• RAW DATA
>> BEGIN

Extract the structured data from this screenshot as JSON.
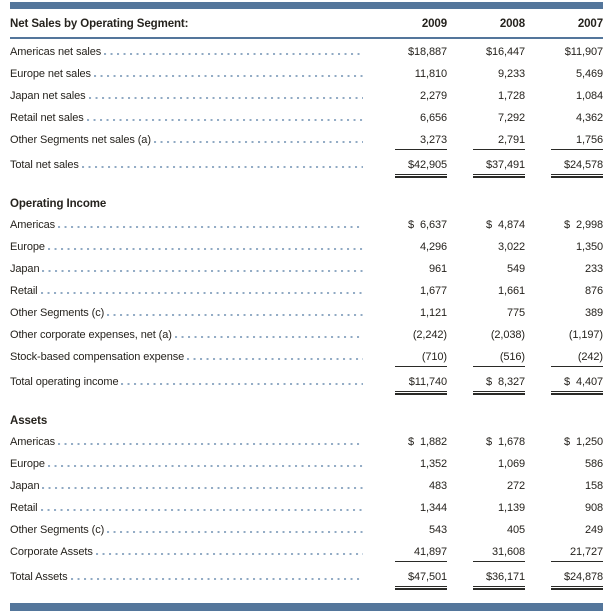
{
  "accent_color": "#54769B",
  "dot_leader_color": "#8FA9C3",
  "table": {
    "header": {
      "label": "Net Sales by Operating Segment:",
      "columns": [
        "2009",
        "2008",
        "2007"
      ]
    },
    "sections": [
      {
        "title": "",
        "rows": [
          {
            "label": "Americas net sales",
            "values": [
              "$18,887",
              "$16,447",
              "$11,907"
            ],
            "style": "plain"
          },
          {
            "label": "Europe net sales",
            "values": [
              "11,810",
              "9,233",
              "5,469"
            ],
            "style": "plain"
          },
          {
            "label": "Japan net sales",
            "values": [
              "2,279",
              "1,728",
              "1,084"
            ],
            "style": "plain"
          },
          {
            "label": "Retail net sales",
            "values": [
              "6,656",
              "7,292",
              "4,362"
            ],
            "style": "plain"
          },
          {
            "label": "Other Segments net sales (a)",
            "values": [
              "3,273",
              "2,791",
              "1,756"
            ],
            "style": "rule"
          },
          {
            "label": "Total net sales",
            "values": [
              "$42,905",
              "$37,491",
              "$24,578"
            ],
            "style": "total"
          }
        ]
      },
      {
        "title": "Operating Income",
        "rows": [
          {
            "label": "Americas",
            "values": [
              "$ 6,637",
              "$ 4,874",
              "$ 2,998"
            ],
            "style": "plain"
          },
          {
            "label": "Europe",
            "values": [
              "4,296",
              "3,022",
              "1,350"
            ],
            "style": "plain"
          },
          {
            "label": "Japan",
            "values": [
              "961",
              "549",
              "233"
            ],
            "style": "plain"
          },
          {
            "label": "Retail",
            "values": [
              "1,677",
              "1,661",
              "876"
            ],
            "style": "plain"
          },
          {
            "label": "Other Segments (c)",
            "values": [
              "1,121",
              "775",
              "389"
            ],
            "style": "plain"
          },
          {
            "label": "Other corporate expenses, net (a)",
            "values": [
              "(2,242)",
              "(2,038)",
              "(1,197)"
            ],
            "style": "plain"
          },
          {
            "label": "Stock-based compensation expense",
            "values": [
              "(710)",
              "(516)",
              "(242)"
            ],
            "style": "rule"
          },
          {
            "label": "Total operating income",
            "values": [
              "$11,740",
              "$ 8,327",
              "$ 4,407"
            ],
            "style": "total"
          }
        ]
      },
      {
        "title": "Assets",
        "rows": [
          {
            "label": "Americas",
            "values": [
              "$ 1,882",
              "$ 1,678",
              "$ 1,250"
            ],
            "style": "plain"
          },
          {
            "label": "Europe",
            "values": [
              "1,352",
              "1,069",
              "586"
            ],
            "style": "plain"
          },
          {
            "label": "Japan",
            "values": [
              "483",
              "272",
              "158"
            ],
            "style": "plain"
          },
          {
            "label": "Retail",
            "values": [
              "1,344",
              "1,139",
              "908"
            ],
            "style": "plain"
          },
          {
            "label": "Other Segments (c)",
            "values": [
              "543",
              "405",
              "249"
            ],
            "style": "plain"
          },
          {
            "label": "Corporate Assets",
            "values": [
              "41,897",
              "31,608",
              "21,727"
            ],
            "style": "rule"
          },
          {
            "label": "Total Assets",
            "values": [
              "$47,501",
              "$36,171",
              "$24,878"
            ],
            "style": "total"
          }
        ]
      }
    ]
  }
}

>> END

• TASK DIRECTIONS
Copy all the data exactly as written, but skip any picture.

• OUTPUT OF THE TASK
Extract the structured data from this screenshot as JSON.
{
  "accent_color": "#54769B",
  "dot_leader_color": "#8FA9C3",
  "table": {
    "header": {
      "label": "Net Sales by Operating Segment:",
      "columns": [
        "2009",
        "2008",
        "2007"
      ]
    },
    "sections": [
      {
        "title": "",
        "rows": [
          {
            "label": "Americas net sales",
            "values": [
              "$18,887",
              "$16,447",
              "$11,907"
            ],
            "style": "plain"
          },
          {
            "label": "Europe net sales",
            "values": [
              "11,810",
              "9,233",
              "5,469"
            ],
            "style": "plain"
          },
          {
            "label": "Japan net sales",
            "values": [
              "2,279",
              "1,728",
              "1,084"
            ],
            "style": "plain"
          },
          {
            "label": "Retail net sales",
            "values": [
              "6,656",
              "7,292",
              "4,362"
            ],
            "style": "plain"
          },
          {
            "label": "Other Segments net sales (a)",
            "values": [
              "3,273",
              "2,791",
              "1,756"
            ],
            "style": "rule"
          },
          {
            "label": "Total net sales",
            "values": [
              "$42,905",
              "$37,491",
              "$24,578"
            ],
            "style": "total"
          }
        ]
      },
      {
        "title": "Operating Income",
        "rows": [
          {
            "label": "Americas",
            "values": [
              "$ 6,637",
              "$ 4,874",
              "$ 2,998"
            ],
            "style": "plain"
          },
          {
            "label": "Europe",
            "values": [
              "4,296",
              "3,022",
              "1,350"
            ],
            "style": "plain"
          },
          {
            "label": "Japan",
            "values": [
              "961",
              "549",
              "233"
            ],
            "style": "plain"
          },
          {
            "label": "Retail",
            "values": [
              "1,677",
              "1,661",
              "876"
            ],
            "style": "plain"
          },
          {
            "label": "Other Segments (c)",
            "values": [
              "1,121",
              "775",
              "389"
            ],
            "style": "plain"
          },
          {
            "label": "Other corporate expenses, net (a)",
            "values": [
              "(2,242)",
              "(2,038)",
              "(1,197)"
            ],
            "style": "plain"
          },
          {
            "label": "Stock-based compensation expense",
            "values": [
              "(710)",
              "(516)",
              "(242)"
            ],
            "style": "rule"
          },
          {
            "label": "Total operating income",
            "values": [
              "$11,740",
              "$ 8,327",
              "$ 4,407"
            ],
            "style": "total"
          }
        ]
      },
      {
        "title": "Assets",
        "rows": [
          {
            "label": "Americas",
            "values": [
              "$ 1,882",
              "$ 1,678",
              "$ 1,250"
            ],
            "style": "plain"
          },
          {
            "label": "Europe",
            "values": [
              "1,352",
              "1,069",
              "586"
            ],
            "style": "plain"
          },
          {
            "label": "Japan",
            "values": [
              "483",
              "272",
              "158"
            ],
            "style": "plain"
          },
          {
            "label": "Retail",
            "values": [
              "1,344",
              "1,139",
              "908"
            ],
            "style": "plain"
          },
          {
            "label": "Other Segments (c)",
            "values": [
              "543",
              "405",
              "249"
            ],
            "style": "plain"
          },
          {
            "label": "Corporate Assets",
            "values": [
              "41,897",
              "31,608",
              "21,727"
            ],
            "style": "rule"
          },
          {
            "label": "Total Assets",
            "values": [
              "$47,501",
              "$36,171",
              "$24,878"
            ],
            "style": "total"
          }
        ]
      }
    ]
  }
}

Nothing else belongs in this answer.